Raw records
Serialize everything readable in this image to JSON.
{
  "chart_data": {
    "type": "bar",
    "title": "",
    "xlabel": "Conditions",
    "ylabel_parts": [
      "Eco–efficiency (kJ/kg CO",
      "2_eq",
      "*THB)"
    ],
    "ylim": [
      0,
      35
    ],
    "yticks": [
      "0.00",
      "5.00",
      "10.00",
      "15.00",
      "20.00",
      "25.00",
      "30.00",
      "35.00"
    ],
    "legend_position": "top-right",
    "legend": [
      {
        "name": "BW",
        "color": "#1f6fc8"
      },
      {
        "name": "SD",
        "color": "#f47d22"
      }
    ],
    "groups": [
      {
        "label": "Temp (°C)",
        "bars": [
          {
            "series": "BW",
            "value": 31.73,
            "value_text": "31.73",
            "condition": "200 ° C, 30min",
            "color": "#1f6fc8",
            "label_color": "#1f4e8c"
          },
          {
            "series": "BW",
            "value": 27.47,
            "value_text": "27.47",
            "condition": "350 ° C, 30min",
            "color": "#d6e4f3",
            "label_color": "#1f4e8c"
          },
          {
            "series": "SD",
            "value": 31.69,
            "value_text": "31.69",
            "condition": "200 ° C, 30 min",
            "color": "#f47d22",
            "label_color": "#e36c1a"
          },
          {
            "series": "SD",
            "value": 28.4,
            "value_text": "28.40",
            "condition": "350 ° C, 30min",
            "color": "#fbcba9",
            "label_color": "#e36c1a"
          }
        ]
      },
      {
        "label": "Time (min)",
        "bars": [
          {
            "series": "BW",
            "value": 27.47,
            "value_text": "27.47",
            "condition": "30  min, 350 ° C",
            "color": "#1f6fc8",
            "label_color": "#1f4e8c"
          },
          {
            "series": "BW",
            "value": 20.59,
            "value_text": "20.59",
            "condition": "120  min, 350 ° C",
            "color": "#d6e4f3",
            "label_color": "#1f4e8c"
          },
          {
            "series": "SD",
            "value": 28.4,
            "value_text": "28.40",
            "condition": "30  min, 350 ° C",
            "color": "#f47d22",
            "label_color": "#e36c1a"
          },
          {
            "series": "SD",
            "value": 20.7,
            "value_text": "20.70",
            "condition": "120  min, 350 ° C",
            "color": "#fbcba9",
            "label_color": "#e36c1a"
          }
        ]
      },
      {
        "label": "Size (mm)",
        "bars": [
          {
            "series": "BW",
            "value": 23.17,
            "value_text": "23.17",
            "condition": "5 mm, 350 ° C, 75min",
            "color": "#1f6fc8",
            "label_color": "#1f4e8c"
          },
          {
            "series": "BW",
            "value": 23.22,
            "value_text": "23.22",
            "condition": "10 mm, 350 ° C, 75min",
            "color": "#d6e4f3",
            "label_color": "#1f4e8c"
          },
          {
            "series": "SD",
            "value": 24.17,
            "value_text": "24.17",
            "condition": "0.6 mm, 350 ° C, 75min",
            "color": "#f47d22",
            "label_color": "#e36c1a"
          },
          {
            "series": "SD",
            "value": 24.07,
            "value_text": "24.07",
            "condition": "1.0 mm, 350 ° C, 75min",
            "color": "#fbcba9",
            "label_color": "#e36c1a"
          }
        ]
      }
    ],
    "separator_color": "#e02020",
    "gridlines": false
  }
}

**Brief**. Copy out all of the data exactly, leaving nothing out.

**Final result**.
Serialize everything readable in this image to JSON.
{
  "chart_data": {
    "type": "bar",
    "title": "",
    "xlabel": "Conditions",
    "ylabel_parts": [
      "Eco–efficiency (kJ/kg CO",
      "2_eq",
      "*THB)"
    ],
    "ylim": [
      0,
      35
    ],
    "yticks": [
      "0.00",
      "5.00",
      "10.00",
      "15.00",
      "20.00",
      "25.00",
      "30.00",
      "35.00"
    ],
    "legend_position": "top-right",
    "legend": [
      {
        "name": "BW",
        "color": "#1f6fc8"
      },
      {
        "name": "SD",
        "color": "#f47d22"
      }
    ],
    "groups": [
      {
        "label": "Temp (°C)",
        "bars": [
          {
            "series": "BW",
            "value": 31.73,
            "value_text": "31.73",
            "condition": "200 ° C, 30min",
            "color": "#1f6fc8",
            "label_color": "#1f4e8c"
          },
          {
            "series": "BW",
            "value": 27.47,
            "value_text": "27.47",
            "condition": "350 ° C, 30min",
            "color": "#d6e4f3",
            "label_color": "#1f4e8c"
          },
          {
            "series": "SD",
            "value": 31.69,
            "value_text": "31.69",
            "condition": "200 ° C, 30 min",
            "color": "#f47d22",
            "label_color": "#e36c1a"
          },
          {
            "series": "SD",
            "value": 28.4,
            "value_text": "28.40",
            "condition": "350 ° C, 30min",
            "color": "#fbcba9",
            "label_color": "#e36c1a"
          }
        ]
      },
      {
        "label": "Time (min)",
        "bars": [
          {
            "series": "BW",
            "value": 27.47,
            "value_text": "27.47",
            "condition": "30  min, 350 ° C",
            "color": "#1f6fc8",
            "label_color": "#1f4e8c"
          },
          {
            "series": "BW",
            "value": 20.59,
            "value_text": "20.59",
            "condition": "120  min, 350 ° C",
            "color": "#d6e4f3",
            "label_color": "#1f4e8c"
          },
          {
            "series": "SD",
            "value": 28.4,
            "value_text": "28.40",
            "condition": "30  min, 350 ° C",
            "color": "#f47d22",
            "label_color": "#e36c1a"
          },
          {
            "series": "SD",
            "value": 20.7,
            "value_text": "20.70",
            "condition": "120  min, 350 ° C",
            "color": "#fbcba9",
            "label_color": "#e36c1a"
          }
        ]
      },
      {
        "label": "Size (mm)",
        "bars": [
          {
            "series": "BW",
            "value": 23.17,
            "value_text": "23.17",
            "condition": "5 mm, 350 ° C, 75min",
            "color": "#1f6fc8",
            "label_color": "#1f4e8c"
          },
          {
            "series": "BW",
            "value": 23.22,
            "value_text": "23.22",
            "condition": "10 mm, 350 ° C, 75min",
            "color": "#d6e4f3",
            "label_color": "#1f4e8c"
          },
          {
            "series": "SD",
            "value": 24.17,
            "value_text": "24.17",
            "condition": "0.6 mm, 350 ° C, 75min",
            "color": "#f47d22",
            "label_color": "#e36c1a"
          },
          {
            "series": "SD",
            "value": 24.07,
            "value_text": "24.07",
            "condition": "1.0 mm, 350 ° C, 75min",
            "color": "#fbcba9",
            "label_color": "#e36c1a"
          }
        ]
      }
    ],
    "separator_color": "#e02020",
    "gridlines": false
  }
}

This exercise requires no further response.